_MATERIALS PROVIDED_.
— start —

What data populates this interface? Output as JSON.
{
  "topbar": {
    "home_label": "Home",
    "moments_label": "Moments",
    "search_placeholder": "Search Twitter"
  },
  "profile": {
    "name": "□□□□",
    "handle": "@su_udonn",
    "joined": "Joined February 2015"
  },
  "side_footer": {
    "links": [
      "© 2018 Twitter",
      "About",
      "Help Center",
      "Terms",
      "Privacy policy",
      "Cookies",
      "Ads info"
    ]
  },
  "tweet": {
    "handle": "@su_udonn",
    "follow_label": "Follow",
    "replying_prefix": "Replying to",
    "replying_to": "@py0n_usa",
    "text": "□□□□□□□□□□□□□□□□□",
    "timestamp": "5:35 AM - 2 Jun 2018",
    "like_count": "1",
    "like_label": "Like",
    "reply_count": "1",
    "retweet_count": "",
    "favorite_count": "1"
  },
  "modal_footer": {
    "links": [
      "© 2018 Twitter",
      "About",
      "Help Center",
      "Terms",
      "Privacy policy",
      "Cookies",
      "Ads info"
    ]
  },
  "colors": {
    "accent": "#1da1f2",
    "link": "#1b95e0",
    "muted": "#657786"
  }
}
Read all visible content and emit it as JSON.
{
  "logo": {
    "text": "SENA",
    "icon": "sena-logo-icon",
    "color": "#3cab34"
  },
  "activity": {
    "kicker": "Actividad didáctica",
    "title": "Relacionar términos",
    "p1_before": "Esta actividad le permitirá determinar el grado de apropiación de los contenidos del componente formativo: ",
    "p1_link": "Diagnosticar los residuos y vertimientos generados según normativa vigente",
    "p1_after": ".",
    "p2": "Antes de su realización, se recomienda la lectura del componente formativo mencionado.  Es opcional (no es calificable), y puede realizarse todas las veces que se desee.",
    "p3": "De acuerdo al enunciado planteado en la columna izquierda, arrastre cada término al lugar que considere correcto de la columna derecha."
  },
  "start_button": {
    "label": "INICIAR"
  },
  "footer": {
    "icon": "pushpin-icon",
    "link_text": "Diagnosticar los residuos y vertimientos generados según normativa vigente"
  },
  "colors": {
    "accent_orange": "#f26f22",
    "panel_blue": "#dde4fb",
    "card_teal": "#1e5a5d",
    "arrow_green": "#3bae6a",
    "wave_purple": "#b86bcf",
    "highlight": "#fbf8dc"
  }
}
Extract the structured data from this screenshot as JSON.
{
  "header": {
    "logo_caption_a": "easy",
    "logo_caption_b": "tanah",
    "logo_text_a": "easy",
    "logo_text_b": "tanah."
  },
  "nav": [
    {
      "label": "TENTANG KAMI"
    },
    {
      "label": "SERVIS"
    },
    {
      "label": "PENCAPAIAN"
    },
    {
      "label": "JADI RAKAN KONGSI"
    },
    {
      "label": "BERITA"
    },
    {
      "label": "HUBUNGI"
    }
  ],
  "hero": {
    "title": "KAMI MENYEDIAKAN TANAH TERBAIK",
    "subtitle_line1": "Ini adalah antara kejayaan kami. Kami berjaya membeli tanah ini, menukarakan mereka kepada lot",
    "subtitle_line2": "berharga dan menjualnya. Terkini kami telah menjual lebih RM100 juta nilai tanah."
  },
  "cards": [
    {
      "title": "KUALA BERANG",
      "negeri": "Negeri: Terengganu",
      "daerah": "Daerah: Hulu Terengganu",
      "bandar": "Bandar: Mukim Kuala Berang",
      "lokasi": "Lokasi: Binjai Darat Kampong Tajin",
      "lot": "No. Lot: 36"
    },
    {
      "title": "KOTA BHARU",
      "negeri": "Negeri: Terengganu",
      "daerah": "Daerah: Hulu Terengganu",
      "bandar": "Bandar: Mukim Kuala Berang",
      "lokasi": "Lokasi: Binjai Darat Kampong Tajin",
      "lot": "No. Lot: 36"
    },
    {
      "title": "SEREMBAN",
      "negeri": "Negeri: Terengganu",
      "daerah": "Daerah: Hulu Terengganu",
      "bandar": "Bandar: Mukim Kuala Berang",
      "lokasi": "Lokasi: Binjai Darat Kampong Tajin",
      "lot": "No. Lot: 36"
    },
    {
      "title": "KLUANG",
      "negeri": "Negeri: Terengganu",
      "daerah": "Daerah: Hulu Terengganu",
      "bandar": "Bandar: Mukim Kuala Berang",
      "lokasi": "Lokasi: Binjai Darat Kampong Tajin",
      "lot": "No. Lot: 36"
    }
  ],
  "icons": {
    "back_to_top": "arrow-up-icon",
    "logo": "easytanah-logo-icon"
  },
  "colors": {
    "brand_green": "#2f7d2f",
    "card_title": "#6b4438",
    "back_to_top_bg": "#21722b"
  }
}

— end —

_EXERCISE PROMPT_.
The records above need to be transcribed in full. Keep every character unchanged.

_SOLUTION TO THIS PROBLEM_.
What data populates this interface? Output as JSON.
{
  "topbar": {
    "home_label": "Home",
    "moments_label": "Moments",
    "search_placeholder": "Search Twitter"
  },
  "profile": {
    "name": "□□□□",
    "handle": "@su_udonn",
    "joined": "Joined February 2015"
  },
  "side_footer": {
    "links": [
      "© 2018 Twitter",
      "About",
      "Help Center",
      "Terms",
      "Privacy policy",
      "Cookies",
      "Ads info"
    ]
  },
  "tweet": {
    "handle": "@su_udonn",
    "follow_label": "Follow",
    "replying_prefix": "Replying to",
    "replying_to": "@py0n_usa",
    "text": "□□□□□□□□□□□□□□□□□",
    "timestamp": "5:35 AM - 2 Jun 2018",
    "like_count": "1",
    "like_label": "Like",
    "reply_count": "1",
    "retweet_count": "",
    "favorite_count": "1"
  },
  "modal_footer": {
    "links": [
      "© 2018 Twitter",
      "About",
      "Help Center",
      "Terms",
      "Privacy policy",
      "Cookies",
      "Ads info"
    ]
  },
  "colors": {
    "accent": "#1da1f2",
    "link": "#1b95e0",
    "muted": "#657786"
  }
}
Read all visible content and emit it as JSON.
{
  "logo": {
    "text": "SENA",
    "icon": "sena-logo-icon",
    "color": "#3cab34"
  },
  "activity": {
    "kicker": "Actividad didáctica",
    "title": "Relacionar términos",
    "p1_before": "Esta actividad le permitirá determinar el grado de apropiación de los contenidos del componente formativo: ",
    "p1_link": "Diagnosticar los residuos y vertimientos generados según normativa vigente",
    "p1_after": ".",
    "p2": "Antes de su realización, se recomienda la lectura del componente formativo mencionado.  Es opcional (no es calificable), y puede realizarse todas las veces que se desee.",
    "p3": "De acuerdo al enunciado planteado en la columna izquierda, arrastre cada término al lugar que considere correcto de la columna derecha."
  },
  "start_button": {
    "label": "INICIAR"
  },
  "footer": {
    "icon": "pushpin-icon",
    "link_text": "Diagnosticar los residuos y vertimientos generados según normativa vigente"
  },
  "colors": {
    "accent_orange": "#f26f22",
    "panel_blue": "#dde4fb",
    "card_teal": "#1e5a5d",
    "arrow_green": "#3bae6a",
    "wave_purple": "#b86bcf",
    "highlight": "#fbf8dc"
  }
}
Extract the structured data from this screenshot as JSON.
{
  "header": {
    "logo_caption_a": "easy",
    "logo_caption_b": "tanah",
    "logo_text_a": "easy",
    "logo_text_b": "tanah."
  },
  "nav": [
    {
      "label": "TENTANG KAMI"
    },
    {
      "label": "SERVIS"
    },
    {
      "label": "PENCAPAIAN"
    },
    {
      "label": "JADI RAKAN KONGSI"
    },
    {
      "label": "BERITA"
    },
    {
      "label": "HUBUNGI"
    }
  ],
  "hero": {
    "title": "KAMI MENYEDIAKAN TANAH TERBAIK",
    "subtitle_line1": "Ini adalah antara kejayaan kami. Kami berjaya membeli tanah ini, menukarakan mereka kepada lot",
    "subtitle_line2": "berharga dan menjualnya. Terkini kami telah menjual lebih RM100 juta nilai tanah."
  },
  "cards": [
    {
      "title": "KUALA BERANG",
      "negeri": "Negeri: Terengganu",
      "daerah": "Daerah: Hulu Terengganu",
      "bandar": "Bandar: Mukim Kuala Berang",
      "lokasi": "Lokasi: Binjai Darat Kampong Tajin",
      "lot": "No. Lot: 36"
    },
    {
      "title": "KOTA BHARU",
      "negeri": "Negeri: Terengganu",
      "daerah": "Daerah: Hulu Terengganu",
      "bandar": "Bandar: Mukim Kuala Berang",
      "lokasi": "Lokasi: Binjai Darat Kampong Tajin",
      "lot": "No. Lot: 36"
    },
    {
      "title": "SEREMBAN",
      "negeri": "Negeri: Terengganu",
      "daerah": "Daerah: Hulu Terengganu",
      "bandar": "Bandar: Mukim Kuala Berang",
      "lokasi": "Lokasi: Binjai Darat Kampong Tajin",
      "lot": "No. Lot: 36"
    },
    {
      "title": "KLUANG",
      "negeri": "Negeri: Terengganu",
      "daerah": "Daerah: Hulu Terengganu",
      "bandar": "Bandar: Mukim Kuala Berang",
      "lokasi": "Lokasi: Binjai Darat Kampong Tajin",
      "lot": "No. Lot: 36"
    }
  ],
  "icons": {
    "back_to_top": "arrow-up-icon",
    "logo": "easytanah-logo-icon"
  },
  "colors": {
    "brand_green": "#2f7d2f",
    "card_title": "#6b4438",
    "back_to_top_bg": "#21722b"
  }
}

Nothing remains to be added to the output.